** START Excerpted data **
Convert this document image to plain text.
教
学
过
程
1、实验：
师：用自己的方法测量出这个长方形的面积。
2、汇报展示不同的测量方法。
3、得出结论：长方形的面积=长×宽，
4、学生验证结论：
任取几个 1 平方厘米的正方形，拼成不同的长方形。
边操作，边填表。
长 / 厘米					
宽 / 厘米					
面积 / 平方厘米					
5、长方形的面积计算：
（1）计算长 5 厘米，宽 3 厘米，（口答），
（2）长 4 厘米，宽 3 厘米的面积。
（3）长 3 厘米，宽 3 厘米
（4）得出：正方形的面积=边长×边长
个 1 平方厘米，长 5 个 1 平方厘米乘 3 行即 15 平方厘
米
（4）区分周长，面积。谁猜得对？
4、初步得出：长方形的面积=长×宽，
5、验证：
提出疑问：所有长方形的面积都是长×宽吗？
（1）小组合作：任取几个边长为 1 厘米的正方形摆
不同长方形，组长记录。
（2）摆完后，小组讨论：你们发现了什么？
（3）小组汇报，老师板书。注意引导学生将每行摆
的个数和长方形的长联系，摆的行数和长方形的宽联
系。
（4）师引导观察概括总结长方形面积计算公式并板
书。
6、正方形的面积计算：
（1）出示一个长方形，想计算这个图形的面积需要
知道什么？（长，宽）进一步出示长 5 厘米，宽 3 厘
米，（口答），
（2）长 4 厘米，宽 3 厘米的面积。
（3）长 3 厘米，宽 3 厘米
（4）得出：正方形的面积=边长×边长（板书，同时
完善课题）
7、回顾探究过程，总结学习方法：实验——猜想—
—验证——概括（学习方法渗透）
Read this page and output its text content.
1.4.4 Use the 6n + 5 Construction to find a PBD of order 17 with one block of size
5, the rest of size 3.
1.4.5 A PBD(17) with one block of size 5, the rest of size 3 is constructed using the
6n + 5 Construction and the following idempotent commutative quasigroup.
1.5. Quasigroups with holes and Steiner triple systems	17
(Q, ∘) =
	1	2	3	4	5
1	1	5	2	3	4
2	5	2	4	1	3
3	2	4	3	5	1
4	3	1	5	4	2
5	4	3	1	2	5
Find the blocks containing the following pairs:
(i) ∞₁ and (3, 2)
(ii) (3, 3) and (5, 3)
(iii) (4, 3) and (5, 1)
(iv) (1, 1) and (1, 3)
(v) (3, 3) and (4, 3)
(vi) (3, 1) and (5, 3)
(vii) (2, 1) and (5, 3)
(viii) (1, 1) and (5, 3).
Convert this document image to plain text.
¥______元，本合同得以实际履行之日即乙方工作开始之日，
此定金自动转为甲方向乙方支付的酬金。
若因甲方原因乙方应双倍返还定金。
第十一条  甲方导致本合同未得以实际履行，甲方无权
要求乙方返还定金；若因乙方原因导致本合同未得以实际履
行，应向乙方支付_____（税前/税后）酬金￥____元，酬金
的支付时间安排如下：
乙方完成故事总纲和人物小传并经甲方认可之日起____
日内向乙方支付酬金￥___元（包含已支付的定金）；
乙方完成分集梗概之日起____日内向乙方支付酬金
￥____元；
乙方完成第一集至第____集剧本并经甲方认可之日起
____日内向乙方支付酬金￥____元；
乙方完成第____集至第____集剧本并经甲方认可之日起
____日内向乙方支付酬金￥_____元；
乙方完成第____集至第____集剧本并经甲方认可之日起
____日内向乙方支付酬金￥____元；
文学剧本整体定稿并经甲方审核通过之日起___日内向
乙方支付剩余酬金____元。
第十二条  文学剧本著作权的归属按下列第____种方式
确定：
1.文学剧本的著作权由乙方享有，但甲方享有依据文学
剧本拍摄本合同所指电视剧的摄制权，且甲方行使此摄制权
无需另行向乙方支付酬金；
** END Excerpted data **
> [Goal]
Give all the entries again exactly; leave none out.

> [Output below]
Convert this document image to plain text.
教
学
过
程
1、实验：
师：用自己的方法测量出这个长方形的面积。
2、汇报展示不同的测量方法。
3、得出结论：长方形的面积=长×宽，
4、学生验证结论：
任取几个 1 平方厘米的正方形，拼成不同的长方形。
边操作，边填表。
长 / 厘米					
宽 / 厘米					
面积 / 平方厘米					
5、长方形的面积计算：
（1）计算长 5 厘米，宽 3 厘米，（口答），
（2）长 4 厘米，宽 3 厘米的面积。
（3）长 3 厘米，宽 3 厘米
（4）得出：正方形的面积=边长×边长
个 1 平方厘米，长 5 个 1 平方厘米乘 3 行即 15 平方厘
米
（4）区分周长，面积。谁猜得对？
4、初步得出：长方形的面积=长×宽，
5、验证：
提出疑问：所有长方形的面积都是长×宽吗？
（1）小组合作：任取几个边长为 1 厘米的正方形摆
不同长方形，组长记录。
（2）摆完后，小组讨论：你们发现了什么？
（3）小组汇报，老师板书。注意引导学生将每行摆
的个数和长方形的长联系，摆的行数和长方形的宽联
系。
（4）师引导观察概括总结长方形面积计算公式并板
书。
6、正方形的面积计算：
（1）出示一个长方形，想计算这个图形的面积需要
知道什么？（长，宽）进一步出示长 5 厘米，宽 3 厘
米，（口答），
（2）长 4 厘米，宽 3 厘米的面积。
（3）长 3 厘米，宽 3 厘米
（4）得出：正方形的面积=边长×边长（板书，同时
完善课题）
7、回顾探究过程，总结学习方法：实验——猜想—
—验证——概括（学习方法渗透）
Read this page and output its text content.
1.4.4 Use the 6n + 5 Construction to find a PBD of order 17 with one block of size
5, the rest of size 3.
1.4.5 A PBD(17) with one block of size 5, the rest of size 3 is constructed using the
6n + 5 Construction and the following idempotent commutative quasigroup.
1.5. Quasigroups with holes and Steiner triple systems	17
(Q, ∘) =
	1	2	3	4	5
1	1	5	2	3	4
2	5	2	4	1	3
3	2	4	3	5	1
4	3	1	5	4	2
5	4	3	1	2	5
Find the blocks containing the following pairs:
(i) ∞₁ and (3, 2)
(ii) (3, 3) and (5, 3)
(iii) (4, 3) and (5, 1)
(iv) (1, 1) and (1, 3)
(v) (3, 3) and (4, 3)
(vi) (3, 1) and (5, 3)
(vii) (2, 1) and (5, 3)
(viii) (1, 1) and (5, 3).
Convert this document image to plain text.
¥______元，本合同得以实际履行之日即乙方工作开始之日，
此定金自动转为甲方向乙方支付的酬金。
若因甲方原因乙方应双倍返还定金。
第十一条  甲方导致本合同未得以实际履行，甲方无权
要求乙方返还定金；若因乙方原因导致本合同未得以实际履
行，应向乙方支付_____（税前/税后）酬金￥____元，酬金
的支付时间安排如下：
乙方完成故事总纲和人物小传并经甲方认可之日起____
日内向乙方支付酬金￥___元（包含已支付的定金）；
乙方完成分集梗概之日起____日内向乙方支付酬金
￥____元；
乙方完成第一集至第____集剧本并经甲方认可之日起
____日内向乙方支付酬金￥____元；
乙方完成第____集至第____集剧本并经甲方认可之日起
____日内向乙方支付酬金￥_____元；
乙方完成第____集至第____集剧本并经甲方认可之日起
____日内向乙方支付酬金￥____元；
文学剧本整体定稿并经甲方审核通过之日起___日内向
乙方支付剩余酬金____元。
第十二条  文学剧本著作权的归属按下列第____种方式
确定：
1.文学剧本的著作权由乙方享有，但甲方享有依据文学
剧本拍摄本合同所指电视剧的摄制权，且甲方行使此摄制权
无需另行向乙方支付酬金；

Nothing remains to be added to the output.